§ **Exercise aim**: Write out the lines of the records exactly as they appear, from the line containing "197, 203, 202]" through the end of the records, both included.

--- START Entries provided ---

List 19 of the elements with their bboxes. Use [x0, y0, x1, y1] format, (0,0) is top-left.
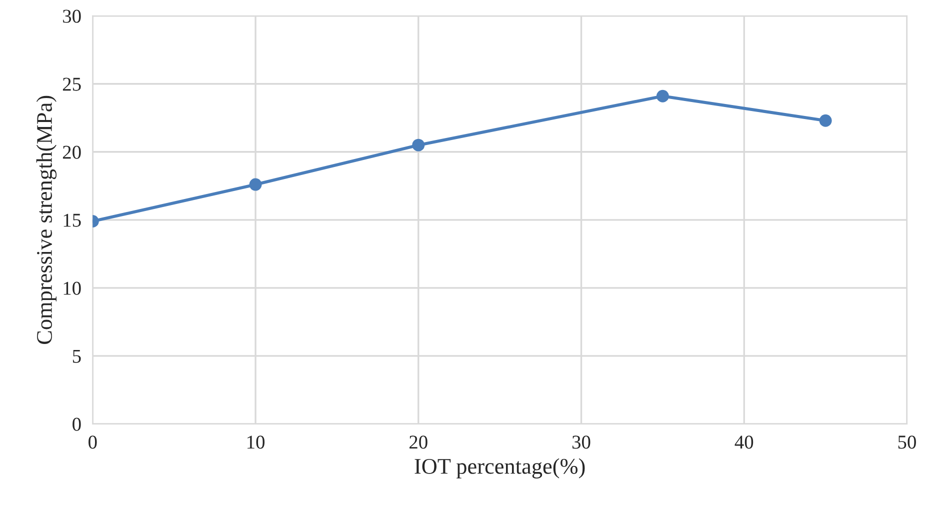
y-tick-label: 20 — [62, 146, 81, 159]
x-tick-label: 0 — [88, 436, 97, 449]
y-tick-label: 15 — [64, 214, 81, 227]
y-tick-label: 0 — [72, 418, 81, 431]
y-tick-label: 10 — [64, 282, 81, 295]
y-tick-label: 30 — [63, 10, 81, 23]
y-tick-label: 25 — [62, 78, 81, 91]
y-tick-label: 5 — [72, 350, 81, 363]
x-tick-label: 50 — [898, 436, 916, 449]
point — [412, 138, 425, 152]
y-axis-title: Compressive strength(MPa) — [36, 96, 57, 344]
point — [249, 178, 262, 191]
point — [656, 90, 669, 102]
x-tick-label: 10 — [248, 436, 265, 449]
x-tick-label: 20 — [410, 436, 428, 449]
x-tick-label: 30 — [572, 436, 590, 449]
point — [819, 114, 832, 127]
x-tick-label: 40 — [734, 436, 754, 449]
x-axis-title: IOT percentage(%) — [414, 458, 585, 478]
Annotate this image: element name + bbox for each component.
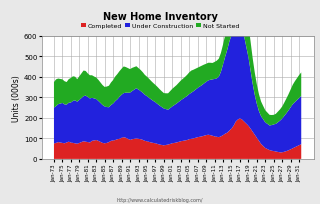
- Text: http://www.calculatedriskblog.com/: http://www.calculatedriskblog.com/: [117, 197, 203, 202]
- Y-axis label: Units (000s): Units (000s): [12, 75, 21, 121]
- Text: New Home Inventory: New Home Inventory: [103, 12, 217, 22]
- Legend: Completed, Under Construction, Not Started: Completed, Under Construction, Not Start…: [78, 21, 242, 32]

--- END Entries provided ---

§ **Written solution**:
- Text: http://www.calculatedriskblog.com/: http://www.calculatedriskblog.com/: [117, 197, 203, 202]
- Y-axis label: Units (000s): Units (000s): [12, 75, 21, 121]
- Text: New Home Inventory: New Home Inventory: [103, 12, 217, 22]
- Legend: Completed, Under Construction, Not Started: Completed, Under Construction, Not Start…: [78, 21, 242, 32]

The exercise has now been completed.